[Data items]
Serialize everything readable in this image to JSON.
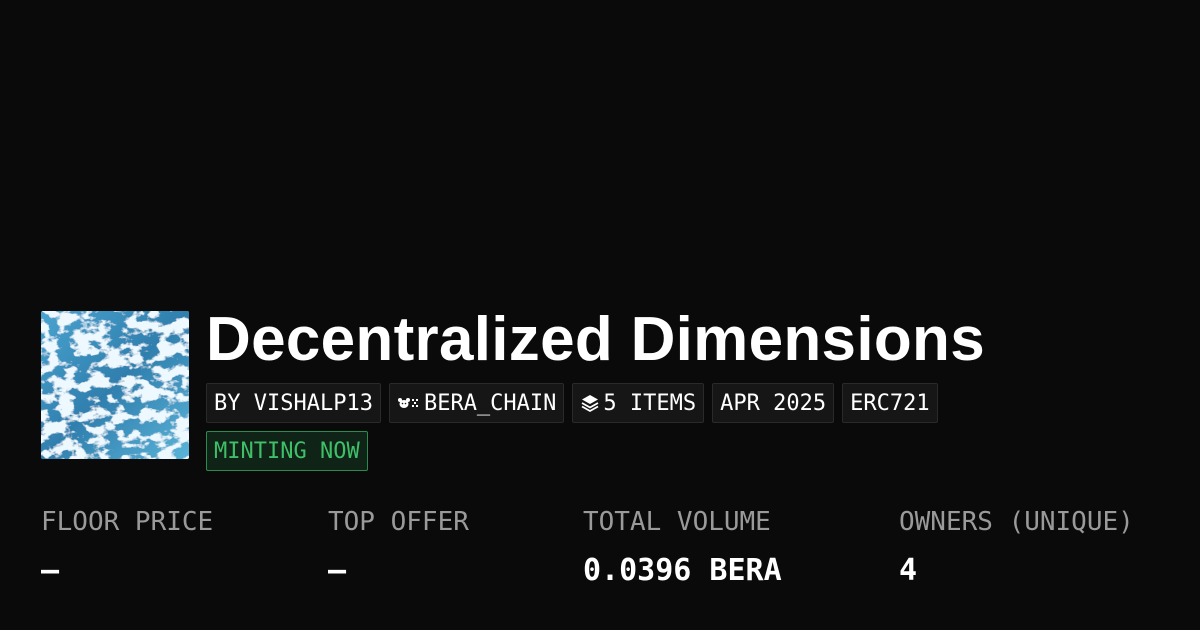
{
  "collection": {
    "title": "Decentralized Dimensions",
    "image_icon": "collection-artwork",
    "tags": {
      "creator": "BY VISHALP13",
      "chain": "BERA_CHAIN",
      "chain_icon": "bera-chain-icon",
      "items": "5 ITEMS",
      "items_icon": "layers-icon",
      "date": "APR 2025",
      "standard": "ERC721"
    },
    "status": "MINTING NOW"
  },
  "stats": [
    {
      "label": "FLOOR PRICE",
      "value": "–"
    },
    {
      "label": "TOP OFFER",
      "value": "–"
    },
    {
      "label": "TOTAL VOLUME",
      "value": "0.0396 BERA"
    },
    {
      "label": "OWNERS (UNIQUE)",
      "value": "4"
    }
  ],
  "colors": {
    "background": "#0a0a0a",
    "tag_background": "#161616",
    "minting_green": "#3fbf68",
    "label_gray": "#9a9a9a",
    "artwork_blue": "#3d8fb8"
  }
}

- WORK TO COMPLETE
Quote every entry exactly, with the pictures omitted.

- SOLUTION TO THE PROBLEM
Serialize everything readable in this image to JSON.
{
  "collection": {
    "title": "Decentralized Dimensions",
    "image_icon": "collection-artwork",
    "tags": {
      "creator": "BY VISHALP13",
      "chain": "BERA_CHAIN",
      "chain_icon": "bera-chain-icon",
      "items": "5 ITEMS",
      "items_icon": "layers-icon",
      "date": "APR 2025",
      "standard": "ERC721"
    },
    "status": "MINTING NOW"
  },
  "stats": [
    {
      "label": "FLOOR PRICE",
      "value": "–"
    },
    {
      "label": "TOP OFFER",
      "value": "–"
    },
    {
      "label": "TOTAL VOLUME",
      "value": "0.0396 BERA"
    },
    {
      "label": "OWNERS (UNIQUE)",
      "value": "4"
    }
  ],
  "colors": {
    "background": "#0a0a0a",
    "tag_background": "#161616",
    "minting_green": "#3fbf68",
    "label_gray": "#9a9a9a",
    "artwork_blue": "#3d8fb8"
  }
}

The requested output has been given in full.